-------- PROVIDED RECORDS --------

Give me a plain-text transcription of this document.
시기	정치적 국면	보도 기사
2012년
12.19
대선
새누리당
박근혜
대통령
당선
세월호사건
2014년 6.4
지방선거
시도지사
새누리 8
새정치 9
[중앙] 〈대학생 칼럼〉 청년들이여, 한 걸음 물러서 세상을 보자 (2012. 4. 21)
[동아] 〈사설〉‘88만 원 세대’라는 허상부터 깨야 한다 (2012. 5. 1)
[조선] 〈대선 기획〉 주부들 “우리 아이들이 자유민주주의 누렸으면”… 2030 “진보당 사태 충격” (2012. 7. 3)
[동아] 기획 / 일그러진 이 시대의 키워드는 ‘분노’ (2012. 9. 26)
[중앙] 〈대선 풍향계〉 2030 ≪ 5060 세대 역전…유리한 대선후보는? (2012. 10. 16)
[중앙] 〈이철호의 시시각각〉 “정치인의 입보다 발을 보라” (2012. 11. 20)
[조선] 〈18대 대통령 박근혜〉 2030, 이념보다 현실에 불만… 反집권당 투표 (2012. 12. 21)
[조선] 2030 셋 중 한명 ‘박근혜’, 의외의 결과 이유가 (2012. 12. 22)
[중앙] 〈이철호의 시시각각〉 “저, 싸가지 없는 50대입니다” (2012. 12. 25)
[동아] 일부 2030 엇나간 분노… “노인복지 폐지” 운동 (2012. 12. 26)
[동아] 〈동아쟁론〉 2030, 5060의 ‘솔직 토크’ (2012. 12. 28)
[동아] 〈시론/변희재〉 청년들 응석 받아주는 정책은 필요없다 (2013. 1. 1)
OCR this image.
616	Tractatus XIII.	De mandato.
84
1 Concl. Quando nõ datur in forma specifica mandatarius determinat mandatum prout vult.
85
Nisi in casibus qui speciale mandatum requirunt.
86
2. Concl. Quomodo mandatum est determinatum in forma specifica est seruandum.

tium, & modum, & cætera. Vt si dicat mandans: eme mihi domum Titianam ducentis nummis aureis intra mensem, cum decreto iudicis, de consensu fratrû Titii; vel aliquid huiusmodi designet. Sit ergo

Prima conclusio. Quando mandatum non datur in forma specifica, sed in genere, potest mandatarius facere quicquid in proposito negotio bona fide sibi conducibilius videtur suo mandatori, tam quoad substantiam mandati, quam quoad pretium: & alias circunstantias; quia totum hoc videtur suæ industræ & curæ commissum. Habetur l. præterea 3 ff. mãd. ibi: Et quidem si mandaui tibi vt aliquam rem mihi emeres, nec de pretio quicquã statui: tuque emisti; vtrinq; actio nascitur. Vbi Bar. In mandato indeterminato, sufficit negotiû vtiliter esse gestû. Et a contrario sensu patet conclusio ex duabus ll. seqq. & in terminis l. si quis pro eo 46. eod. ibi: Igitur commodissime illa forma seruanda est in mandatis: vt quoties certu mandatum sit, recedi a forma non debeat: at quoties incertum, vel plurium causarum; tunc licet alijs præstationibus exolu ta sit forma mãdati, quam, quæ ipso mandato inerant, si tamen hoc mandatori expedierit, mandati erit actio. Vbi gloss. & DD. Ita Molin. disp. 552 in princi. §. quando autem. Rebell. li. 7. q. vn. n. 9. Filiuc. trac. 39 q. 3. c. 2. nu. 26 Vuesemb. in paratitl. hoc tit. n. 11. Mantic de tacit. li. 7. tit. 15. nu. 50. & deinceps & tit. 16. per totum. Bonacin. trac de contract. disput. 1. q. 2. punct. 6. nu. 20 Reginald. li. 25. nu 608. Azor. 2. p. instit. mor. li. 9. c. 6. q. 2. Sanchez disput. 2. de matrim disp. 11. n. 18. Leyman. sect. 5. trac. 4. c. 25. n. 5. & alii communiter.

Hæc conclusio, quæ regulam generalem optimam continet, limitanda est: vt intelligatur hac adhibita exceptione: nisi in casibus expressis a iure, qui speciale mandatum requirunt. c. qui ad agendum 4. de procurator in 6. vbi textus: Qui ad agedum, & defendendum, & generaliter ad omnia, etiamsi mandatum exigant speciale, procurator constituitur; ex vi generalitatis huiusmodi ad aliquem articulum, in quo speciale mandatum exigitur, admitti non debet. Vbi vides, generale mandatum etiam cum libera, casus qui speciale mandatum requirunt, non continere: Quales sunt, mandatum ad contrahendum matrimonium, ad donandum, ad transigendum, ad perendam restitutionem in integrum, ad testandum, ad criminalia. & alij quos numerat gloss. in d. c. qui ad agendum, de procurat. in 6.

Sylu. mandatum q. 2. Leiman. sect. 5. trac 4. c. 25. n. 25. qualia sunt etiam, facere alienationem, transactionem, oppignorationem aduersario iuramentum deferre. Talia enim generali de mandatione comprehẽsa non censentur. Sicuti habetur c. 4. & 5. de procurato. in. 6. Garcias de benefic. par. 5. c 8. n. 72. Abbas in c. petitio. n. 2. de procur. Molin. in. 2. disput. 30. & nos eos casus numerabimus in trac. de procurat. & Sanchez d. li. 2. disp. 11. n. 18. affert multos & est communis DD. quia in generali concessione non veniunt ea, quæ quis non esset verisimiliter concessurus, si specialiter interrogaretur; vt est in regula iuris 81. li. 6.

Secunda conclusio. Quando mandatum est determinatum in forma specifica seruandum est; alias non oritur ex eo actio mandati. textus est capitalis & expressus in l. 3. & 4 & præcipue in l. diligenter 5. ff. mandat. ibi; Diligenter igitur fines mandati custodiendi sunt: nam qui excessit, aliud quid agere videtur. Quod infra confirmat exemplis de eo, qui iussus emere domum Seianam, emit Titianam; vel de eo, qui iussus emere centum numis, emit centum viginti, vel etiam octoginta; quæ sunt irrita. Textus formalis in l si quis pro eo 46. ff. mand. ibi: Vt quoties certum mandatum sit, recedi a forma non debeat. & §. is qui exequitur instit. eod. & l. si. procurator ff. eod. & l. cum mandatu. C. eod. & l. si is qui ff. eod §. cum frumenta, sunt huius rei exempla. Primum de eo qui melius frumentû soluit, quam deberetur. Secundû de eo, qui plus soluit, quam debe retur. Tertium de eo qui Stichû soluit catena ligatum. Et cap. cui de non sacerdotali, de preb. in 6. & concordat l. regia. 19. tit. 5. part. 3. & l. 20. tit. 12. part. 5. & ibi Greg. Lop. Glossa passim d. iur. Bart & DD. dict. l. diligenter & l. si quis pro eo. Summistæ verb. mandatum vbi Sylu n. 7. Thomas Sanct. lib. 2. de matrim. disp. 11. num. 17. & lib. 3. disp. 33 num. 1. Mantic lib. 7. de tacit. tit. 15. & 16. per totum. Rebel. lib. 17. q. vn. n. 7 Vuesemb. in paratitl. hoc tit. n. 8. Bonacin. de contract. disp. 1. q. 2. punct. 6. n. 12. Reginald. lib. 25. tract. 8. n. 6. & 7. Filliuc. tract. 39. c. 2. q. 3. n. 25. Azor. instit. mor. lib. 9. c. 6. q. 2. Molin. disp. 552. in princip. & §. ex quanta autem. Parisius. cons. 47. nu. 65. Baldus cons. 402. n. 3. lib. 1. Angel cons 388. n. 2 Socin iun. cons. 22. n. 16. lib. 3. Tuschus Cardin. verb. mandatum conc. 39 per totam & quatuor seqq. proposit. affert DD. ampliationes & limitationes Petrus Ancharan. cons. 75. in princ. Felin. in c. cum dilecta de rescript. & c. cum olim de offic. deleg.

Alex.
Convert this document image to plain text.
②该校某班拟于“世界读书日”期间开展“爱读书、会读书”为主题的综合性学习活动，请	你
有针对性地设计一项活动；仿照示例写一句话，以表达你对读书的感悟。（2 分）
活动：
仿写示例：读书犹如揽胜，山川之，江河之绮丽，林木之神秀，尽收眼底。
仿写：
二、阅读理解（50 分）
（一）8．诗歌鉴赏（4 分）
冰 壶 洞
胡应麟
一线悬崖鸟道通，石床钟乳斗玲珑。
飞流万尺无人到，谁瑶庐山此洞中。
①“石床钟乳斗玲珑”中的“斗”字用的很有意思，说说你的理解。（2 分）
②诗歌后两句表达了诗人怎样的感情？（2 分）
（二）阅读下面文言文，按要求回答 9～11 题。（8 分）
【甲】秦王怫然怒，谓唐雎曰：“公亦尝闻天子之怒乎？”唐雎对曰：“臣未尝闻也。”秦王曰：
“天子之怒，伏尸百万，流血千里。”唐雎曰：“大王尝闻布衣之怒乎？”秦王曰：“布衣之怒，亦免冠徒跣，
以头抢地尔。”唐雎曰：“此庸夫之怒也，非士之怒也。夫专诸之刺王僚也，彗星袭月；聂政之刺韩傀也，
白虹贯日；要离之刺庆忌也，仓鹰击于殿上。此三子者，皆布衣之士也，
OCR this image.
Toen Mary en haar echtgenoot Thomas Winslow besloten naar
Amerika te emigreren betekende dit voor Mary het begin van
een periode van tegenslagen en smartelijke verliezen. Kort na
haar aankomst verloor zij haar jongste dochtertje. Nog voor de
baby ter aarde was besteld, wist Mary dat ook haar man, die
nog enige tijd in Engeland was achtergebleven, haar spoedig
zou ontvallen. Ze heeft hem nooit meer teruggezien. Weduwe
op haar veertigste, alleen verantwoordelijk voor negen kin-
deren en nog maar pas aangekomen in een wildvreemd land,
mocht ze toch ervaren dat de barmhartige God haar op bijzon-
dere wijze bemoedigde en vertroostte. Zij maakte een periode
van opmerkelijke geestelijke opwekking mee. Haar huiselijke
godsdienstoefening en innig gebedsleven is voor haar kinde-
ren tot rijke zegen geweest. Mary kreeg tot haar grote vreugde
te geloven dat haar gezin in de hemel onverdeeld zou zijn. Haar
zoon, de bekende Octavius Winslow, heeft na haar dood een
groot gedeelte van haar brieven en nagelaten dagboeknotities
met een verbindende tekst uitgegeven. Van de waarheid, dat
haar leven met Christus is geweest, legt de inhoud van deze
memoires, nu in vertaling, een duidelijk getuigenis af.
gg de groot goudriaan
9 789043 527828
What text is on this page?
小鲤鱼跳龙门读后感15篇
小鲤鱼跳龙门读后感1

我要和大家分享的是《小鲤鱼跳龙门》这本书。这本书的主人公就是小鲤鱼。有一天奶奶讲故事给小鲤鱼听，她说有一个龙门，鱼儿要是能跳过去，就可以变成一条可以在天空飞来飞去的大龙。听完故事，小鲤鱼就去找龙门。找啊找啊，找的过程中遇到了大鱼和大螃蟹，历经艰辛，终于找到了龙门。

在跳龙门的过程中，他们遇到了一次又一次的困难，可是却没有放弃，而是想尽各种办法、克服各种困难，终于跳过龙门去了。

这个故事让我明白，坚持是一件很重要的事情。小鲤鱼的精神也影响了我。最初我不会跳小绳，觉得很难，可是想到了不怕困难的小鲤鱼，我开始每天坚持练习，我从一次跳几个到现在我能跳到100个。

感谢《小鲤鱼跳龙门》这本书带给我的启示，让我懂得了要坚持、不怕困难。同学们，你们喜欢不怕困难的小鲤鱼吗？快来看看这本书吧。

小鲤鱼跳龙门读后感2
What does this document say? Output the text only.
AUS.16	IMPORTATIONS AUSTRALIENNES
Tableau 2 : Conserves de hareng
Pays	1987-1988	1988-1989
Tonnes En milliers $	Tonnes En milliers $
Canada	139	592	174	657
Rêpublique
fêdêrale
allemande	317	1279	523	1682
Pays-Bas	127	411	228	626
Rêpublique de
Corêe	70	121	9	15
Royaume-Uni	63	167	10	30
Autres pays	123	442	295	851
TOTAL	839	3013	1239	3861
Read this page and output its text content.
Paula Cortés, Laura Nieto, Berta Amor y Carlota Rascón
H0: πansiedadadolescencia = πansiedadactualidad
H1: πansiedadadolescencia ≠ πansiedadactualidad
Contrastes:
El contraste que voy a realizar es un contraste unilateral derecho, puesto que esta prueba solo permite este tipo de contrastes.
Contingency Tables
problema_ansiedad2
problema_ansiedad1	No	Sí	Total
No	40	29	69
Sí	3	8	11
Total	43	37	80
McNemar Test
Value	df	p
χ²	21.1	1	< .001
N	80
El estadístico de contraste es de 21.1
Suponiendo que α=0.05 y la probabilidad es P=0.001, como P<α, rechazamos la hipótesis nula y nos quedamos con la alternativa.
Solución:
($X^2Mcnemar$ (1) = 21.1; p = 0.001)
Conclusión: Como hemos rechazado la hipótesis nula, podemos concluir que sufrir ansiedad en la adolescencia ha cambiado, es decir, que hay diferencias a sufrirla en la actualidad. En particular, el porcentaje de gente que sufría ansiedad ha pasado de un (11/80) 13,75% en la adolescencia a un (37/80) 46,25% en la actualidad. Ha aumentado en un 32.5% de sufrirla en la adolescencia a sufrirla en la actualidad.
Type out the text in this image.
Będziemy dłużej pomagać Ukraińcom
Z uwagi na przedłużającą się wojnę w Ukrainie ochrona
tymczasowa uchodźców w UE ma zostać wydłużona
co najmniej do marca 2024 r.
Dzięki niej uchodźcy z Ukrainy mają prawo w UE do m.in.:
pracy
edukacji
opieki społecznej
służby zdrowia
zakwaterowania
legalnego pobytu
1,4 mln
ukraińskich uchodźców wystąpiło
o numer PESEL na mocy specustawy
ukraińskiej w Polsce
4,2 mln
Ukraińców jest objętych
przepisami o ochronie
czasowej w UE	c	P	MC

--------

> _EXERCISE DIRECTIONS_: All lines that include "document" are to be gathered and copied.

> _OUTPUT FOR THIS EXERCISE_:
Give me a plain-text transcription of this document.
Convert this document image to plain text.
What does this document say? Output the text only.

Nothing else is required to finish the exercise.